§ Stored data:
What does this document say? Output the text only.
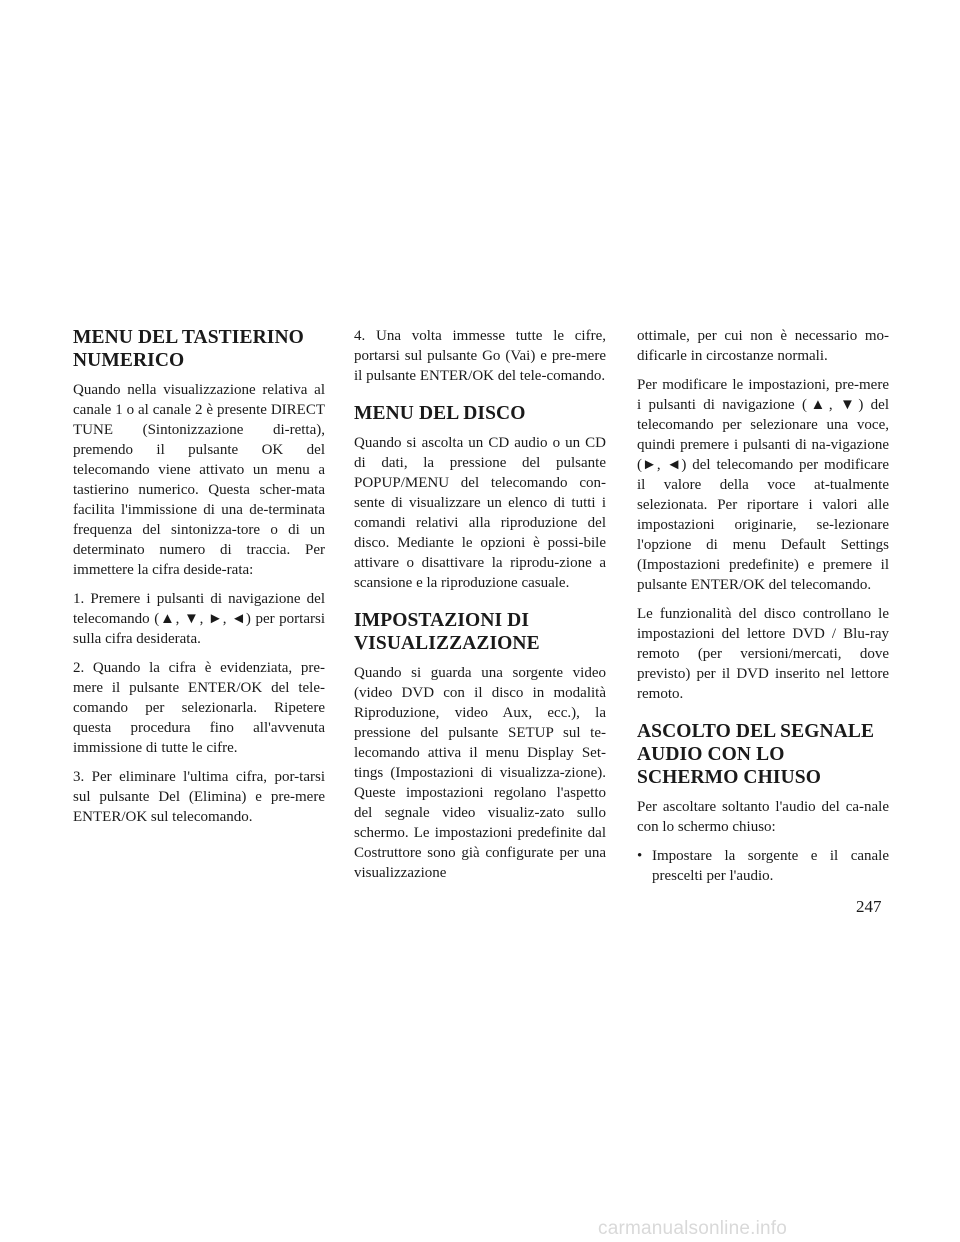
MENU DEL TASTIERINO NUMERICO

Quando nella visualizzazione relativa al canale 1 o al canale 2 è presente DIRECT TUNE (Sintonizzazione di-retta), premendo il pulsante OK del telecomando viene attivato un menu a tastierino numerico. Questa scher-mata facilita l'immissione di una de-terminata frequenza del sintonizza-tore o di un determinato numero di traccia. Per immettere la cifra deside-rata:

1. Premere i pulsanti di navigazione del telecomando (▲, ▼, ►, ◄) per portarsi sulla cifra desiderata.

2. Quando la cifra è evidenziata, pre-mere il pulsante ENTER/OK del tele-comando per selezionarla. Ripetere questa procedura fino all'avvenuta immissione di tutte le cifre.

3. Per eliminare l'ultima cifra, por-tarsi sul pulsante Del (Elimina) e pre-mere ENTER/OK sul telecomando.

4. Una volta immesse tutte le cifre, portarsi sul pulsante Go (Vai) e pre-mere il pulsante ENTER/OK del tele-comando.

MENU DEL DISCO

Quando si ascolta un CD audio o un CD di dati, la pressione del pulsante POPUP/MENU del telecomando con-sente di visualizzare un elenco di tutti i comandi relativi alla riproduzione del disco. Mediante le opzioni è possi-bile attivare o disattivare la riprodu-zione a scansione e la riproduzione casuale.

IMPOSTAZIONI DI VISUALIZZAZIONE

Quando si guarda una sorgente video (video DVD con il disco in modalità Riproduzione, video Aux, ecc.), la pressione del pulsante SETUP sul te-lecomando attiva il menu Display Set-tings (Impostazioni di visualizza-zione). Queste impostazioni regolano l'aspetto del segnale video visualiz-zato sullo schermo. Le impostazioni predefinite dal Costruttore sono già configurate per una visualizzazione

ottimale, per cui non è necessario mo-dificarle in circostanze normali.

Per modificare le impostazioni, pre-mere i pulsanti di navigazione (▲, ▼) del telecomando per selezionare una voce, quindi premere i pulsanti di na-vigazione (►, ◄) del telecomando per modificare il valore della voce at-tualmente selezionata. Per riportare i valori alle impostazioni originarie, se-lezionare l'opzione di menu Default Settings (Impostazioni predefinite) e premere il pulsante ENTER/OK del telecomando.

Le funzionalità del disco controllano le impostazioni del lettore DVD / Blu-ray remoto (per versioni/mercati, dove previsto) per il DVD inserito nel lettore remoto.

ASCOLTO DEL SEGNALE AUDIO CON LO SCHERMO CHIUSO

Per ascoltare soltanto l'audio del ca-nale con lo schermo chiuso:

• Impostare la sorgente e il canale prescelti per l'audio.
247
carmanualsonline.info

§ Exercise:
The answer is a single number, the count of lines in the records that contain the string "navigazione".

§ Complete response:
2